● Set exercise:
Transcribe the records below exactly.

● Records shown:

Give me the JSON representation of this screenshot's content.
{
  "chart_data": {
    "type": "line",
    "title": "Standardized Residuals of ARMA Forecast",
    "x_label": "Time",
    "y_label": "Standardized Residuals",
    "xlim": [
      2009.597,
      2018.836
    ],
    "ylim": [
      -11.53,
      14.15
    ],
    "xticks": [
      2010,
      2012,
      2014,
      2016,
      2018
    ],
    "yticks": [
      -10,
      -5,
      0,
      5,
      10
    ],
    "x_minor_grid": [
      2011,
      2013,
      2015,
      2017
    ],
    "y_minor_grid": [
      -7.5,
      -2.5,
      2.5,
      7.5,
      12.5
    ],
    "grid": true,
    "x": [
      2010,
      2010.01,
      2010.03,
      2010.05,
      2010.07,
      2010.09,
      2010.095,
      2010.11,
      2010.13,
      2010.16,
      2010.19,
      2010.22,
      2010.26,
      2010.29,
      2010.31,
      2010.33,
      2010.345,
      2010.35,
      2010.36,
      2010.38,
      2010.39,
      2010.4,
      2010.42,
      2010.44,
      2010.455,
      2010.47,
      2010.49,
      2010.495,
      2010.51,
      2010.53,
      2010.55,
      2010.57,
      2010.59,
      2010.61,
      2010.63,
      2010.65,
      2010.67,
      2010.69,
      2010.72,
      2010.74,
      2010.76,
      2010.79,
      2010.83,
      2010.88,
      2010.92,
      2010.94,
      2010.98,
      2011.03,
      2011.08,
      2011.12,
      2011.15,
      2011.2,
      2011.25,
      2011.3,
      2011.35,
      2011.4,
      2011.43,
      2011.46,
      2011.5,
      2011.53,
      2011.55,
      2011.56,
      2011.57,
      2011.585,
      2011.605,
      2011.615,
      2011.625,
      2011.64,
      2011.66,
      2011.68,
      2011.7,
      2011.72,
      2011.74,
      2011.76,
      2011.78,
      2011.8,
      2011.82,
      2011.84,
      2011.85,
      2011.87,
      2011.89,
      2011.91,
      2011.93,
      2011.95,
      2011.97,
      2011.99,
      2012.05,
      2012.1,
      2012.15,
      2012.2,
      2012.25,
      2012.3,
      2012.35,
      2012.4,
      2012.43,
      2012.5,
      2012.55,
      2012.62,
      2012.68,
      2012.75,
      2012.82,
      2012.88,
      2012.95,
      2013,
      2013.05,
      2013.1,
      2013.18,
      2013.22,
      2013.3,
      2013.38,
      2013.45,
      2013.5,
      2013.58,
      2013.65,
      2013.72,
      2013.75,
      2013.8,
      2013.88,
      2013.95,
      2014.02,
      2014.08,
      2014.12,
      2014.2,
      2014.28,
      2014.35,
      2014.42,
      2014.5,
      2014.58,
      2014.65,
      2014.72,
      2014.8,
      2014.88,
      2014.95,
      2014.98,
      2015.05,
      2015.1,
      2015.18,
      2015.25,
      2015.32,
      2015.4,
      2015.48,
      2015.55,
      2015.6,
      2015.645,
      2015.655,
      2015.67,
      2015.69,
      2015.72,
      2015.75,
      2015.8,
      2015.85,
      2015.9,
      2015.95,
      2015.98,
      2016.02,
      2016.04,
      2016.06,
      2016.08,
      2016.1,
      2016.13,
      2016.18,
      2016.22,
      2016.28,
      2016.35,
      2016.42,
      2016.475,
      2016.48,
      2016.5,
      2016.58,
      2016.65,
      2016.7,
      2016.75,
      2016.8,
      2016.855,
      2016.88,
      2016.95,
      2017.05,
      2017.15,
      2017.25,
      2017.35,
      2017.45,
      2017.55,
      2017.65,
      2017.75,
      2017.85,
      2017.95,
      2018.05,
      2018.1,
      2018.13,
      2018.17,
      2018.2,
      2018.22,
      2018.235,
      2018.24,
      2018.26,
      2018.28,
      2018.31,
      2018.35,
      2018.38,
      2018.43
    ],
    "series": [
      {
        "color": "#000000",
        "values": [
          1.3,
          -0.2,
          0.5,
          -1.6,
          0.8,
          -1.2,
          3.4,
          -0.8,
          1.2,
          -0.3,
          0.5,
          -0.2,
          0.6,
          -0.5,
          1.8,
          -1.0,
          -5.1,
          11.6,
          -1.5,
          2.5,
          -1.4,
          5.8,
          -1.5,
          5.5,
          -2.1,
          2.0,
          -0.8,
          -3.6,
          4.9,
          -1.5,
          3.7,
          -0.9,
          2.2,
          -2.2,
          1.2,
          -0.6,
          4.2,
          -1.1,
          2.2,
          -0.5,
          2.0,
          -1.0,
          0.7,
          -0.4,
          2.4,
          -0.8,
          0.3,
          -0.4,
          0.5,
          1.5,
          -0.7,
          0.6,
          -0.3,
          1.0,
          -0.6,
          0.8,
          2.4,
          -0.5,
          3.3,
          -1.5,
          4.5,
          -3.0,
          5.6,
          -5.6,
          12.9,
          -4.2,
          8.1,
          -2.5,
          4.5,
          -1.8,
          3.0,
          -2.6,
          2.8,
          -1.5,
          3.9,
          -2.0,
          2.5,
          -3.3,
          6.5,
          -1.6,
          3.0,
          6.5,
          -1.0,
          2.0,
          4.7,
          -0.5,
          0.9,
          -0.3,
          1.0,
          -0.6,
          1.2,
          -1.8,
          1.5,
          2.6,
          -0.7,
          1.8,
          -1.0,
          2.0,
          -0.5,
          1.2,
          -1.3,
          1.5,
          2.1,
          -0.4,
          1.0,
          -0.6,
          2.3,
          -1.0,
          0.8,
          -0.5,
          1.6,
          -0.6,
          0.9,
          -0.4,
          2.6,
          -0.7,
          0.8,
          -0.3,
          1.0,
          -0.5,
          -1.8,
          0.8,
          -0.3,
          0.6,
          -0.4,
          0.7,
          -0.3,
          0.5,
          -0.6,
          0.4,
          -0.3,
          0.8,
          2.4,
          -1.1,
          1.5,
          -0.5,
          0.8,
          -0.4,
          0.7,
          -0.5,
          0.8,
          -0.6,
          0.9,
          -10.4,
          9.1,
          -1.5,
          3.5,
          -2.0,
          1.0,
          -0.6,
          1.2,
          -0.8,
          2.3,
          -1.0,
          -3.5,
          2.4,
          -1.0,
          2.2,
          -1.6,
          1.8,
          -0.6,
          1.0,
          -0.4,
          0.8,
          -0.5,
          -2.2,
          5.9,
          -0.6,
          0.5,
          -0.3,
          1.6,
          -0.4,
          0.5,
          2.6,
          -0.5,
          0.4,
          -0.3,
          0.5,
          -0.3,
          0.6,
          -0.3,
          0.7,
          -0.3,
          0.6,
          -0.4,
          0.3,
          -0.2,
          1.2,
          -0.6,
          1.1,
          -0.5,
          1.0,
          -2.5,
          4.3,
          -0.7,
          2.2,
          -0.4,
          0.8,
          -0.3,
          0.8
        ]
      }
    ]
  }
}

● Written response:
Give me the JSON representation of this screenshot's content.
{
  "chart_data": {
    "type": "line",
    "title": "Standardized Residuals of ARMA Forecast",
    "x_label": "Time",
    "y_label": "Standardized Residuals",
    "xlim": [
      2009.597,
      2018.836
    ],
    "ylim": [
      -11.53,
      14.15
    ],
    "xticks": [
      2010,
      2012,
      2014,
      2016,
      2018
    ],
    "yticks": [
      -10,
      -5,
      0,
      5,
      10
    ],
    "x_minor_grid": [
      2011,
      2013,
      2015,
      2017
    ],
    "y_minor_grid": [
      -7.5,
      -2.5,
      2.5,
      7.5,
      12.5
    ],
    "grid": true,
    "x": [
      2010,
      2010.01,
      2010.03,
      2010.05,
      2010.07,
      2010.09,
      2010.095,
      2010.11,
      2010.13,
      2010.16,
      2010.19,
      2010.22,
      2010.26,
      2010.29,
      2010.31,
      2010.33,
      2010.345,
      2010.35,
      2010.36,
      2010.38,
      2010.39,
      2010.4,
      2010.42,
      2010.44,
      2010.455,
      2010.47,
      2010.49,
      2010.495,
      2010.51,
      2010.53,
      2010.55,
      2010.57,
      2010.59,
      2010.61,
      2010.63,
      2010.65,
      2010.67,
      2010.69,
      2010.72,
      2010.74,
      2010.76,
      2010.79,
      2010.83,
      2010.88,
      2010.92,
      2010.94,
      2010.98,
      2011.03,
      2011.08,
      2011.12,
      2011.15,
      2011.2,
      2011.25,
      2011.3,
      2011.35,
      2011.4,
      2011.43,
      2011.46,
      2011.5,
      2011.53,
      2011.55,
      2011.56,
      2011.57,
      2011.585,
      2011.605,
      2011.615,
      2011.625,
      2011.64,
      2011.66,
      2011.68,
      2011.7,
      2011.72,
      2011.74,
      2011.76,
      2011.78,
      2011.8,
      2011.82,
      2011.84,
      2011.85,
      2011.87,
      2011.89,
      2011.91,
      2011.93,
      2011.95,
      2011.97,
      2011.99,
      2012.05,
      2012.1,
      2012.15,
      2012.2,
      2012.25,
      2012.3,
      2012.35,
      2012.4,
      2012.43,
      2012.5,
      2012.55,
      2012.62,
      2012.68,
      2012.75,
      2012.82,
      2012.88,
      2012.95,
      2013,
      2013.05,
      2013.1,
      2013.18,
      2013.22,
      2013.3,
      2013.38,
      2013.45,
      2013.5,
      2013.58,
      2013.65,
      2013.72,
      2013.75,
      2013.8,
      2013.88,
      2013.95,
      2014.02,
      2014.08,
      2014.12,
      2014.2,
      2014.28,
      2014.35,
      2014.42,
      2014.5,
      2014.58,
      2014.65,
      2014.72,
      2014.8,
      2014.88,
      2014.95,
      2014.98,
      2015.05,
      2015.1,
      2015.18,
      2015.25,
      2015.32,
      2015.4,
      2015.48,
      2015.55,
      2015.6,
      2015.645,
      2015.655,
      2015.67,
      2015.69,
      2015.72,
      2015.75,
      2015.8,
      2015.85,
      2015.9,
      2015.95,
      2015.98,
      2016.02,
      2016.04,
      2016.06,
      2016.08,
      2016.1,
      2016.13,
      2016.18,
      2016.22,
      2016.28,
      2016.35,
      2016.42,
      2016.475,
      2016.48,
      2016.5,
      2016.58,
      2016.65,
      2016.7,
      2016.75,
      2016.8,
      2016.855,
      2016.88,
      2016.95,
      2017.05,
      2017.15,
      2017.25,
      2017.35,
      2017.45,
      2017.55,
      2017.65,
      2017.75,
      2017.85,
      2017.95,
      2018.05,
      2018.1,
      2018.13,
      2018.17,
      2018.2,
      2018.22,
      2018.235,
      2018.24,
      2018.26,
      2018.28,
      2018.31,
      2018.35,
      2018.38,
      2018.43
    ],
    "series": [
      {
        "color": "#000000",
        "values": [
          1.3,
          -0.2,
          0.5,
          -1.6,
          0.8,
          -1.2,
          3.4,
          -0.8,
          1.2,
          -0.3,
          0.5,
          -0.2,
          0.6,
          -0.5,
          1.8,
          -1.0,
          -5.1,
          11.6,
          -1.5,
          2.5,
          -1.4,
          5.8,
          -1.5,
          5.5,
          -2.1,
          2.0,
          -0.8,
          -3.6,
          4.9,
          -1.5,
          3.7,
          -0.9,
          2.2,
          -2.2,
          1.2,
          -0.6,
          4.2,
          -1.1,
          2.2,
          -0.5,
          2.0,
          -1.0,
          0.7,
          -0.4,
          2.4,
          -0.8,
          0.3,
          -0.4,
          0.5,
          1.5,
          -0.7,
          0.6,
          -0.3,
          1.0,
          -0.6,
          0.8,
          2.4,
          -0.5,
          3.3,
          -1.5,
          4.5,
          -3.0,
          5.6,
          -5.6,
          12.9,
          -4.2,
          8.1,
          -2.5,
          4.5,
          -1.8,
          3.0,
          -2.6,
          2.8,
          -1.5,
          3.9,
          -2.0,
          2.5,
          -3.3,
          6.5,
          -1.6,
          3.0,
          6.5,
          -1.0,
          2.0,
          4.7,
          -0.5,
          0.9,
          -0.3,
          1.0,
          -0.6,
          1.2,
          -1.8,
          1.5,
          2.6,
          -0.7,
          1.8,
          -1.0,
          2.0,
          -0.5,
          1.2,
          -1.3,
          1.5,
          2.1,
          -0.4,
          1.0,
          -0.6,
          2.3,
          -1.0,
          0.8,
          -0.5,
          1.6,
          -0.6,
          0.9,
          -0.4,
          2.6,
          -0.7,
          0.8,
          -0.3,
          1.0,
          -0.5,
          -1.8,
          0.8,
          -0.3,
          0.6,
          -0.4,
          0.7,
          -0.3,
          0.5,
          -0.6,
          0.4,
          -0.3,
          0.8,
          2.4,
          -1.1,
          1.5,
          -0.5,
          0.8,
          -0.4,
          0.7,
          -0.5,
          0.8,
          -0.6,
          0.9,
          -10.4,
          9.1,
          -1.5,
          3.5,
          -2.0,
          1.0,
          -0.6,
          1.2,
          -0.8,
          2.3,
          -1.0,
          -3.5,
          2.4,
          -1.0,
          2.2,
          -1.6,
          1.8,
          -0.6,
          1.0,
          -0.4,
          0.8,
          -0.5,
          -2.2,
          5.9,
          -0.6,
          0.5,
          -0.3,
          1.6,
          -0.4,
          0.5,
          2.6,
          -0.5,
          0.4,
          -0.3,
          0.5,
          -0.3,
          0.6,
          -0.3,
          0.7,
          -0.3,
          0.6,
          -0.4,
          0.3,
          -0.2,
          1.2,
          -0.6,
          1.1,
          -0.5,
          1.0,
          -2.5,
          4.3,
          -0.7,
          2.2,
          -0.4,
          0.8,
          -0.3,
          0.8
        ]
      }
    ]
  }
}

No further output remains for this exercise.